[DIRECTIONS] Return all lines where the word "ergänzen" can be found.

=== SOURCE DATA ===

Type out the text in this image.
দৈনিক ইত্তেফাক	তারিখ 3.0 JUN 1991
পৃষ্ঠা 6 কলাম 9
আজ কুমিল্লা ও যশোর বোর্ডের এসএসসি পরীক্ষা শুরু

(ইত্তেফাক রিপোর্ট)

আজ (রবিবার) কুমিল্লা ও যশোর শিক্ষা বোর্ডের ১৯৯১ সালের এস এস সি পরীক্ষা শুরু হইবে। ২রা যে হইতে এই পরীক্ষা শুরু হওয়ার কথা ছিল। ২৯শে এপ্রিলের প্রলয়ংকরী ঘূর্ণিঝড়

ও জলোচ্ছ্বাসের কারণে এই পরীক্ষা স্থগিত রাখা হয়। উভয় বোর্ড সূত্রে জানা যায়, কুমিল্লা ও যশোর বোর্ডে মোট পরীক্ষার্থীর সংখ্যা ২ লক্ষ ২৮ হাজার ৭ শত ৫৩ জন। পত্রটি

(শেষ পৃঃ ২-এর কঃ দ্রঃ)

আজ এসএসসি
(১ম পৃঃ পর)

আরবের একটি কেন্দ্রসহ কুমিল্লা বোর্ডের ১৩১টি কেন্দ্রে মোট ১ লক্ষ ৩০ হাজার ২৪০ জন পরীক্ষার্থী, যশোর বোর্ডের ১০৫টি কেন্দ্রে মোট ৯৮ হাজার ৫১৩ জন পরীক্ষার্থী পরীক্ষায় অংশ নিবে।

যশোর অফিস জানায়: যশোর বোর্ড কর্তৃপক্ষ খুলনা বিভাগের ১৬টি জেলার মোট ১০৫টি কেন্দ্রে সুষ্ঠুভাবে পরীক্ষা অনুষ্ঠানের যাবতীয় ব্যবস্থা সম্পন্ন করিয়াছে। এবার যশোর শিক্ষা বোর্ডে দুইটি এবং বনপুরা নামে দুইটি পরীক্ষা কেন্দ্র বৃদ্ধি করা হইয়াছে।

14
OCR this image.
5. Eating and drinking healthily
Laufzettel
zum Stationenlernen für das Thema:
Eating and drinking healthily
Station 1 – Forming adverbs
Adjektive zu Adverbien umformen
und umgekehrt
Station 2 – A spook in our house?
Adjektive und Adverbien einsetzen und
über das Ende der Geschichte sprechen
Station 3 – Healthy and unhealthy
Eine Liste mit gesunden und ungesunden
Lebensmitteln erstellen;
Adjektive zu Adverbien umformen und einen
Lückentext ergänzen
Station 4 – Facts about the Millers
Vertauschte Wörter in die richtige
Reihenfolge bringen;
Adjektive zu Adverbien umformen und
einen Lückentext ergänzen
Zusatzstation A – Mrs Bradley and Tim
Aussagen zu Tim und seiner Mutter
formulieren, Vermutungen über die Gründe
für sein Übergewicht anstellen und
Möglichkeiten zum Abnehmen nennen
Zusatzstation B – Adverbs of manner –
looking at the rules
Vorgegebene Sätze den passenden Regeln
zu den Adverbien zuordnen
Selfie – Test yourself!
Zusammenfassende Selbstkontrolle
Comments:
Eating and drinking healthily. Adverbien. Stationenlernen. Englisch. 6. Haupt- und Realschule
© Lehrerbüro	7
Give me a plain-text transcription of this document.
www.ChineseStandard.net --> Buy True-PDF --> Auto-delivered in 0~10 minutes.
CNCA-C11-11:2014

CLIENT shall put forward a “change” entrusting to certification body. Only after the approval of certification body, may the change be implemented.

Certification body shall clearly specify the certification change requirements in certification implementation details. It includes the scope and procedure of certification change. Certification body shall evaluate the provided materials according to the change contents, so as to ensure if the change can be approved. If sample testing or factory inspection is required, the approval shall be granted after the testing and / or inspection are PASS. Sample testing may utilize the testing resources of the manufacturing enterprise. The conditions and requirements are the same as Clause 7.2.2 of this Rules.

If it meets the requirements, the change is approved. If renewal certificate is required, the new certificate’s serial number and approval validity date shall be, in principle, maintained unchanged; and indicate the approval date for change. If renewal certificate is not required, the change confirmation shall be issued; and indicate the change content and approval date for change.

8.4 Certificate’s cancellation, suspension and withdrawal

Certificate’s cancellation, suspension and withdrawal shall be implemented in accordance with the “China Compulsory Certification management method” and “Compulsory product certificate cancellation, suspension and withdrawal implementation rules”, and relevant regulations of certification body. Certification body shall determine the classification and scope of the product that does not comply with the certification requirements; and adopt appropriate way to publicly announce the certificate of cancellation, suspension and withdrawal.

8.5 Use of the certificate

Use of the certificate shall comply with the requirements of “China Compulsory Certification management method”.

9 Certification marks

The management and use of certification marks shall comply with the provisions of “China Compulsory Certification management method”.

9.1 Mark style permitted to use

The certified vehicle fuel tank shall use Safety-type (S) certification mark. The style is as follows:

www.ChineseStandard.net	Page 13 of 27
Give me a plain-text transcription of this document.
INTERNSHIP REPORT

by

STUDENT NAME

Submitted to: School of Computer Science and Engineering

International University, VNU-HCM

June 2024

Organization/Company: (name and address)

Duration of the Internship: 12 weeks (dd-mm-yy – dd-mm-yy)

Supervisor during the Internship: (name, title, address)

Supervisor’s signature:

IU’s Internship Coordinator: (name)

===

[OUTPUT FOR THIS EXERCISE]
Lückentext ergänzen
einen Lückentext ergänzen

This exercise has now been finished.